-- start of Material shown --

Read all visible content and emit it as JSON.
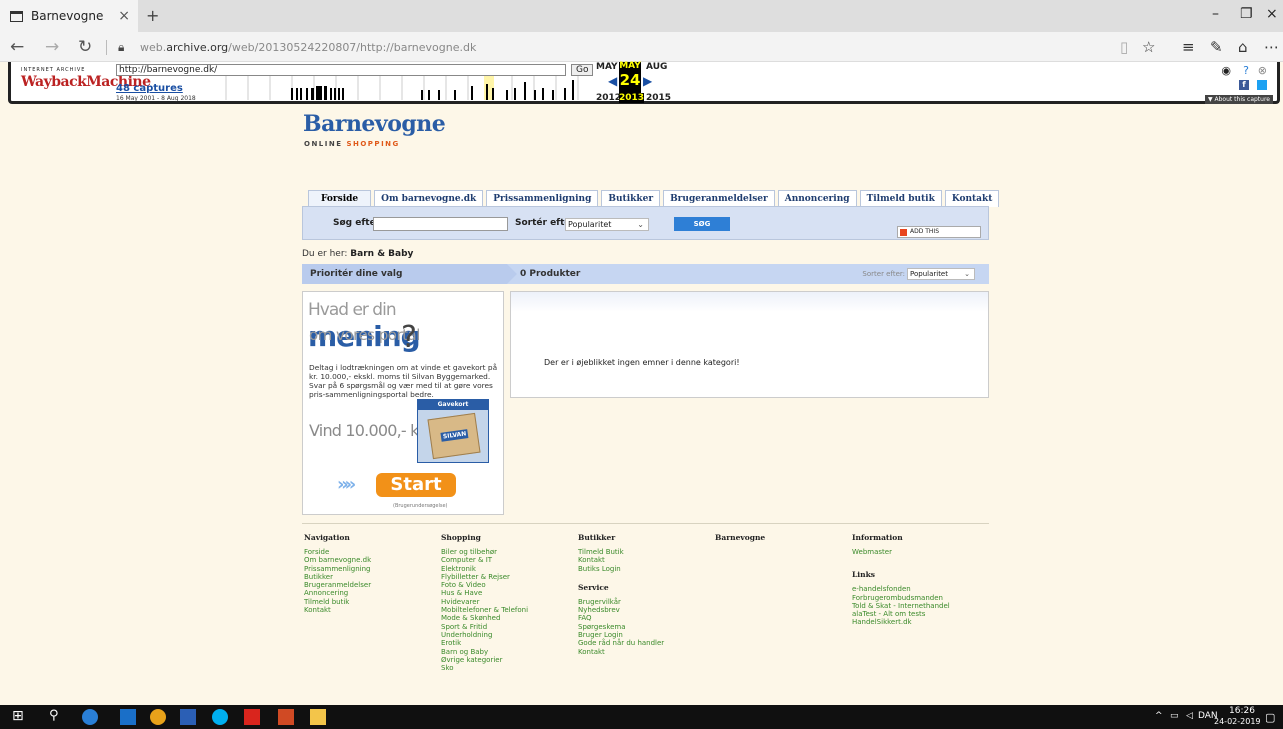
{
  "browser": {
    "tab_title": "Barnevogne",
    "tab_close": "×",
    "new_tab": "+",
    "win_minimize": "–",
    "win_restore": "❐",
    "win_close": "×",
    "url_gray_prefix": "web.",
    "url_domain": "archive.org",
    "url_rest": "/web/20130524220807/http://barnevogne.dk"
  },
  "wayback": {
    "logo_top": "INTERNET ARCHIVE",
    "logo": "WaybackMachine",
    "url_input": "http://barnevogne.dk/",
    "go": "Go",
    "captures": "48 captures",
    "date_range": "16 May 2001 - 8 Aug 2018",
    "prev_month": "MAY",
    "cur_month": "MAY",
    "next_month": "AUG",
    "day": "24",
    "prev_year": "2012",
    "cur_year": "2013",
    "next_year": "2015",
    "about": "▼ About this capture"
  },
  "site": {
    "logo": "Barnevogne",
    "sub_online": "ONLINE ",
    "sub_shopping": "SHOPPING"
  },
  "nav": {
    "tabs": [
      {
        "label": "Forside"
      },
      {
        "label": "Om barnevogne.dk"
      },
      {
        "label": "Prissammenligning"
      },
      {
        "label": "Butikker"
      },
      {
        "label": "Brugeranmeldelser"
      },
      {
        "label": "Annoncering"
      },
      {
        "label": "Tilmeld butik"
      },
      {
        "label": "Kontakt"
      }
    ]
  },
  "search": {
    "label": "Søg efter:",
    "sort_label": "Sortér efter:",
    "sort_value": "Popularitet",
    "button": "SØG",
    "addthis": "ADD THIS"
  },
  "breadcrumb": {
    "prefix": "Du er her: ",
    "current": "Barn & Baby"
  },
  "listing": {
    "prioritize": "Prioritér dine valg",
    "count": "0 Produkter",
    "sort_label": "Sorter efter:",
    "sort_value": "Popularitet",
    "empty_message": "Der er i øjeblikket ingen emner i denne kategori!"
  },
  "banner": {
    "h1_a": "Hvad er din ",
    "h1_big": "mening",
    "h2": "om vores portal",
    "question": "?",
    "text": "Deltag i lodtrækningen om at vinde et gavekort på kr. 10.000,- ekskl. moms til Silvan Byggemarked. Svar på 6 spørgsmål og vær med til at gøre vores pris-sammenligningsportal bedre.",
    "vind": "Vind 10.000,- kr.",
    "card_title": "Gavekort",
    "card_brand": "SILVAN",
    "arrows": "»»",
    "start": "Start",
    "note": "(Brugerundersøgelse)"
  },
  "footer": {
    "navigation": {
      "title": "Navigation",
      "links": [
        "Forside",
        "Om barnevogne.dk",
        "Prissammenligning",
        "Butikker",
        "Brugeranmeldelser",
        "Annoncering",
        "Tilmeld butik",
        "Kontakt"
      ]
    },
    "shopping": {
      "title": "Shopping",
      "links": [
        "Biler og tilbehør",
        "Computer & IT",
        "Elektronik",
        "Flybilletter & Rejser",
        "Foto & Video",
        "Hus & Have",
        "Hvidevarer",
        "Mobiltelefoner & Telefoni",
        "Mode & Skønhed",
        "Sport & Fritid",
        "Underholdning",
        "Erotik",
        "Barn og Baby",
        "Øvrige kategorier",
        "Sko"
      ]
    },
    "butikker": {
      "title": "Butikker",
      "links": [
        "Tilmeld Butik",
        "Kontakt",
        "Butiks Login"
      ]
    },
    "service": {
      "title": "Service",
      "links": [
        "Brugervilkår",
        "Nyhedsbrev",
        "FAQ",
        "Spørgeskema",
        "Bruger Login",
        "Gode råd når du handler",
        "Kontakt"
      ]
    },
    "barnevogne": {
      "title": "Barnevogne"
    },
    "information": {
      "title": "Information",
      "links": [
        "Webmaster"
      ]
    },
    "links": {
      "title": "Links",
      "links": [
        "e-handelsfonden",
        "Forbrugerombudsmanden",
        "Told & Skat - Internethandel",
        "alaTest - Alt om tests",
        "HandelSikkert.dk"
      ]
    }
  },
  "taskbar": {
    "lang": "DAN",
    "time": "16:26",
    "date": "24-02-2019"
  },
  "colors": {
    "page_bg": "#fdf7e8",
    "brand_blue": "#2a5da6",
    "link_green": "#3a8a2a",
    "accent_orange": "#f29118"
  }
}
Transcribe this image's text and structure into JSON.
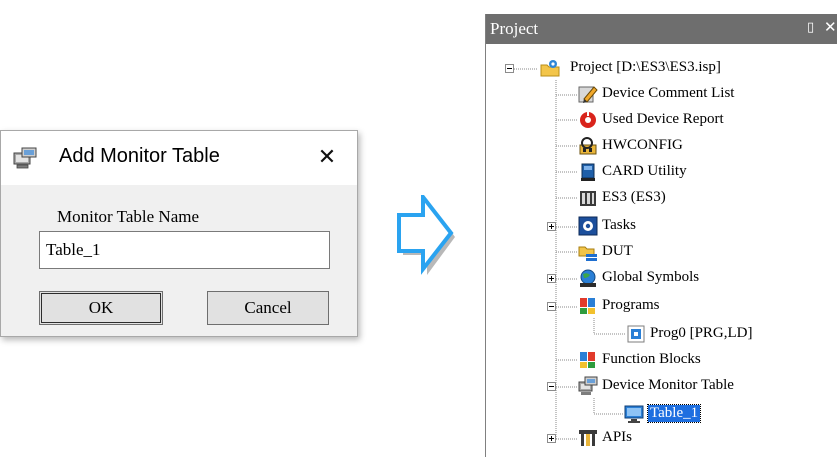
{
  "dialog": {
    "title": "Add Monitor Table",
    "close_glyph": "✕",
    "field_label": "Monitor Table Name",
    "input_value": "Table_1",
    "ok_label": "OK",
    "cancel_label": "Cancel"
  },
  "project_panel": {
    "title": "Project",
    "pin_glyph": "ᛜ",
    "close_glyph": "✕",
    "tree": [
      {
        "label": "Project [D:\\ES3\\ES3.isp]",
        "icon": "project-folder-icon",
        "expander": "minus",
        "selected": false
      },
      {
        "label": "Device Comment List",
        "icon": "comment-pencil-icon",
        "expander": null,
        "selected": false
      },
      {
        "label": "Used Device Report",
        "icon": "device-report-icon",
        "expander": null,
        "selected": false
      },
      {
        "label": "HWCONFIG",
        "icon": "hwconfig-icon",
        "expander": null,
        "selected": false
      },
      {
        "label": "CARD Utility",
        "icon": "card-icon",
        "expander": null,
        "selected": false
      },
      {
        "label": "ES3  (ES3)",
        "icon": "plc-icon",
        "expander": null,
        "selected": false
      },
      {
        "label": "Tasks",
        "icon": "tasks-gear-icon",
        "expander": "plus",
        "selected": false
      },
      {
        "label": "DUT",
        "icon": "dut-icon",
        "expander": null,
        "selected": false
      },
      {
        "label": "Global Symbols",
        "icon": "globe-icon",
        "expander": "plus",
        "selected": false
      },
      {
        "label": "Programs",
        "icon": "programs-blocks-icon",
        "expander": "minus",
        "selected": false
      },
      {
        "label": "Prog0 [PRG,LD]",
        "icon": "program-icon",
        "expander": null,
        "selected": false
      },
      {
        "label": "Function Blocks",
        "icon": "function-blocks-icon",
        "expander": null,
        "selected": false
      },
      {
        "label": "Device Monitor Table",
        "icon": "monitor-table-icon",
        "expander": "minus",
        "selected": false
      },
      {
        "label": "Table_1",
        "icon": "monitor-screen-icon",
        "expander": null,
        "selected": true
      },
      {
        "label": "APIs",
        "icon": "apis-icon",
        "expander": "plus",
        "selected": false
      }
    ]
  }
}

-- end of Material shown --

Task directions -
Copy out every line of the material above exactly, skipping the pictures.

Completed exercise -
Read all visible content and emit it as JSON.
{
  "browser": {
    "tab_title": "Barnevogne",
    "tab_close": "×",
    "new_tab": "+",
    "win_minimize": "–",
    "win_restore": "❐",
    "win_close": "×",
    "url_gray_prefix": "web.",
    "url_domain": "archive.org",
    "url_rest": "/web/20130524220807/http://barnevogne.dk"
  },
  "wayback": {
    "logo_top": "INTERNET ARCHIVE",
    "logo": "WaybackMachine",
    "url_input": "http://barnevogne.dk/",
    "go": "Go",
    "captures": "48 captures",
    "date_range": "16 May 2001 - 8 Aug 2018",
    "prev_month": "MAY",
    "cur_month": "MAY",
    "next_month": "AUG",
    "day": "24",
    "prev_year": "2012",
    "cur_year": "2013",
    "next_year": "2015",
    "about": "▼ About this capture"
  },
  "site": {
    "logo": "Barnevogne",
    "sub_online": "ONLINE ",
    "sub_shopping": "SHOPPING"
  },
  "nav": {
    "tabs": [
      {
        "label": "Forside"
      },
      {
        "label": "Om barnevogne.dk"
      },
      {
        "label": "Prissammenligning"
      },
      {
        "label": "Butikker"
      },
      {
        "label": "Brugeranmeldelser"
      },
      {
        "label": "Annoncering"
      },
      {
        "label": "Tilmeld butik"
      },
      {
        "label": "Kontakt"
      }
    ]
  },
  "search": {
    "label": "Søg efter:",
    "sort_label": "Sortér efter:",
    "sort_value": "Popularitet",
    "button": "SØG",
    "addthis": "ADD THIS"
  },
  "breadcrumb": {
    "prefix": "Du er her: ",
    "current": "Barn & Baby"
  },
  "listing": {
    "prioritize": "Prioritér dine valg",
    "count": "0 Produkter",
    "sort_label": "Sorter efter:",
    "sort_value": "Popularitet",
    "empty_message": "Der er i øjeblikket ingen emner i denne kategori!"
  },
  "banner": {
    "h1_a": "Hvad er din ",
    "h1_big": "mening",
    "h2": "om vores portal",
    "question": "?",
    "text": "Deltag i lodtrækningen om at vinde et gavekort på kr. 10.000,- ekskl. moms til Silvan Byggemarked. Svar på 6 spørgsmål og vær med til at gøre vores pris-sammenligningsportal bedre.",
    "vind": "Vind 10.000,- kr.",
    "card_title": "Gavekort",
    "card_brand": "SILVAN",
    "arrows": "»»",
    "start": "Start",
    "note": "(Brugerundersøgelse)"
  },
  "footer": {
    "navigation": {
      "title": "Navigation",
      "links": [
        "Forside",
        "Om barnevogne.dk",
        "Prissammenligning",
        "Butikker",
        "Brugeranmeldelser",
        "Annoncering",
        "Tilmeld butik",
        "Kontakt"
      ]
    },
    "shopping": {
      "title": "Shopping",
      "links": [
        "Biler og tilbehør",
        "Computer & IT",
        "Elektronik",
        "Flybilletter & Rejser",
        "Foto & Video",
        "Hus & Have",
        "Hvidevarer",
        "Mobiltelefoner & Telefoni",
        "Mode & Skønhed",
        "Sport & Fritid",
        "Underholdning",
        "Erotik",
        "Barn og Baby",
        "Øvrige kategorier",
        "Sko"
      ]
    },
    "butikker": {
      "title": "Butikker",
      "links": [
        "Tilmeld Butik",
        "Kontakt",
        "Butiks Login"
      ]
    },
    "service": {
      "title": "Service",
      "links": [
        "Brugervilkår",
        "Nyhedsbrev",
        "FAQ",
        "Spørgeskema",
        "Bruger Login",
        "Gode råd når du handler",
        "Kontakt"
      ]
    },
    "barnevogne": {
      "title": "Barnevogne"
    },
    "information": {
      "title": "Information",
      "links": [
        "Webmaster"
      ]
    },
    "links": {
      "title": "Links",
      "links": [
        "e-handelsfonden",
        "Forbrugerombudsmanden",
        "Told & Skat - Internethandel",
        "alaTest - Alt om tests",
        "HandelSikkert.dk"
      ]
    }
  },
  "taskbar": {
    "lang": "DAN",
    "time": "16:26",
    "date": "24-02-2019"
  },
  "colors": {
    "page_bg": "#fdf7e8",
    "brand_blue": "#2a5da6",
    "link_green": "#3a8a2a",
    "accent_orange": "#f29118"
  }
}
Transcribe this image's text and structure into JSON.
{
  "dialog": {
    "title": "Add Monitor Table",
    "close_glyph": "✕",
    "field_label": "Monitor Table Name",
    "input_value": "Table_1",
    "ok_label": "OK",
    "cancel_label": "Cancel"
  },
  "project_panel": {
    "title": "Project",
    "pin_glyph": "ᛜ",
    "close_glyph": "✕",
    "tree": [
      {
        "label": "Project [D:\\ES3\\ES3.isp]",
        "icon": "project-folder-icon",
        "expander": "minus",
        "selected": false
      },
      {
        "label": "Device Comment List",
        "icon": "comment-pencil-icon",
        "expander": null,
        "selected": false
      },
      {
        "label": "Used Device Report",
        "icon": "device-report-icon",
        "expander": null,
        "selected": false
      },
      {
        "label": "HWCONFIG",
        "icon": "hwconfig-icon",
        "expander": null,
        "selected": false
      },
      {
        "label": "CARD Utility",
        "icon": "card-icon",
        "expander": null,
        "selected": false
      },
      {
        "label": "ES3  (ES3)",
        "icon": "plc-icon",
        "expander": null,
        "selected": false
      },
      {
        "label": "Tasks",
        "icon": "tasks-gear-icon",
        "expander": "plus",
        "selected": false
      },
      {
        "label": "DUT",
        "icon": "dut-icon",
        "expander": null,
        "selected": false
      },
      {
        "label": "Global Symbols",
        "icon": "globe-icon",
        "expander": "plus",
        "selected": false
      },
      {
        "label": "Programs",
        "icon": "programs-blocks-icon",
        "expander": "minus",
        "selected": false
      },
      {
        "label": "Prog0 [PRG,LD]",
        "icon": "program-icon",
        "expander": null,
        "selected": false
      },
      {
        "label": "Function Blocks",
        "icon": "function-blocks-icon",
        "expander": null,
        "selected": false
      },
      {
        "label": "Device Monitor Table",
        "icon": "monitor-table-icon",
        "expander": "minus",
        "selected": false
      },
      {
        "label": "Table_1",
        "icon": "monitor-screen-icon",
        "expander": null,
        "selected": true
      },
      {
        "label": "APIs",
        "icon": "apis-icon",
        "expander": "plus",
        "selected": false
      }
    ]
  }
}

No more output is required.